> **WHAT TO PRODUCE**: Take the records underneath and set them down exactly.
--- begin RECORDS SUPPLIED ---
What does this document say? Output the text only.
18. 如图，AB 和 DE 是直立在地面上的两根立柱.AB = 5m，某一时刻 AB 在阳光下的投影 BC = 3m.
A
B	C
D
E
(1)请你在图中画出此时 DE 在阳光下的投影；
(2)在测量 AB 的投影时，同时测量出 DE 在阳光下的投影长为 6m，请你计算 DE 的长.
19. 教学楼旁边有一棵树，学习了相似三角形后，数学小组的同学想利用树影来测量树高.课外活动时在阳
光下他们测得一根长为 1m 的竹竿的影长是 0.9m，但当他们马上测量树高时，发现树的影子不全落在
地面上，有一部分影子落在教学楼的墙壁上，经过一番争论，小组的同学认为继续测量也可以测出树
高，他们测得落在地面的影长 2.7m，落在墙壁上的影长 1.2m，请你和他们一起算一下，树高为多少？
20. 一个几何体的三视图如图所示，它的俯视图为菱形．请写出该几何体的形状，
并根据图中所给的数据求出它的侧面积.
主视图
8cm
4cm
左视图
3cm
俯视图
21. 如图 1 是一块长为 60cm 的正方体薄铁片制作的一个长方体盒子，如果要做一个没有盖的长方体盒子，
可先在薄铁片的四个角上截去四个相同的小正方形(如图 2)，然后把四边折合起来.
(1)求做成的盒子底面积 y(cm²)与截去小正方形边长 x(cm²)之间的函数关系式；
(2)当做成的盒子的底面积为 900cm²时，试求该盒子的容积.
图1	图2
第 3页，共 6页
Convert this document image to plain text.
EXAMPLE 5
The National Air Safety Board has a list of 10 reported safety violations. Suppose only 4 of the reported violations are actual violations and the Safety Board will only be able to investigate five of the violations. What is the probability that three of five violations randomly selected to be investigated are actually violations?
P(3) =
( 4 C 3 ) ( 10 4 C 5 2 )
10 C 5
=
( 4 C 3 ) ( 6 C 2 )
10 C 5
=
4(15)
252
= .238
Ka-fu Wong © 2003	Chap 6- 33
--- end RECORDS SUPPLIED ---
> **RIGHT ANSWER**:
What does this document say? Output the text only.
18. 如图，AB 和 DE 是直立在地面上的两根立柱.AB = 5m，某一时刻 AB 在阳光下的投影 BC = 3m.
A
B	C
D
E
(1)请你在图中画出此时 DE 在阳光下的投影；
(2)在测量 AB 的投影时，同时测量出 DE 在阳光下的投影长为 6m，请你计算 DE 的长.
19. 教学楼旁边有一棵树，学习了相似三角形后，数学小组的同学想利用树影来测量树高.课外活动时在阳
光下他们测得一根长为 1m 的竹竿的影长是 0.9m，但当他们马上测量树高时，发现树的影子不全落在
地面上，有一部分影子落在教学楼的墙壁上，经过一番争论，小组的同学认为继续测量也可以测出树
高，他们测得落在地面的影长 2.7m，落在墙壁上的影长 1.2m，请你和他们一起算一下，树高为多少？
20. 一个几何体的三视图如图所示，它的俯视图为菱形．请写出该几何体的形状，
并根据图中所给的数据求出它的侧面积.
主视图
8cm
4cm
左视图
3cm
俯视图
21. 如图 1 是一块长为 60cm 的正方体薄铁片制作的一个长方体盒子，如果要做一个没有盖的长方体盒子，
可先在薄铁片的四个角上截去四个相同的小正方形(如图 2)，然后把四边折合起来.
(1)求做成的盒子底面积 y(cm²)与截去小正方形边长 x(cm²)之间的函数关系式；
(2)当做成的盒子的底面积为 900cm²时，试求该盒子的容积.
图1	图2
第 3页，共 6页
Convert this document image to plain text.
EXAMPLE 5
The National Air Safety Board has a list of 10 reported safety violations. Suppose only 4 of the reported violations are actual violations and the Safety Board will only be able to investigate five of the violations. What is the probability that three of five violations randomly selected to be investigated are actually violations?
P(3) =
( 4 C 3 ) ( 10 4 C 5 2 )
10 C 5
=
( 4 C 3 ) ( 6 C 2 )
10 C 5
=
4(15)
252
= .238
Ka-fu Wong © 2003	Chap 6- 33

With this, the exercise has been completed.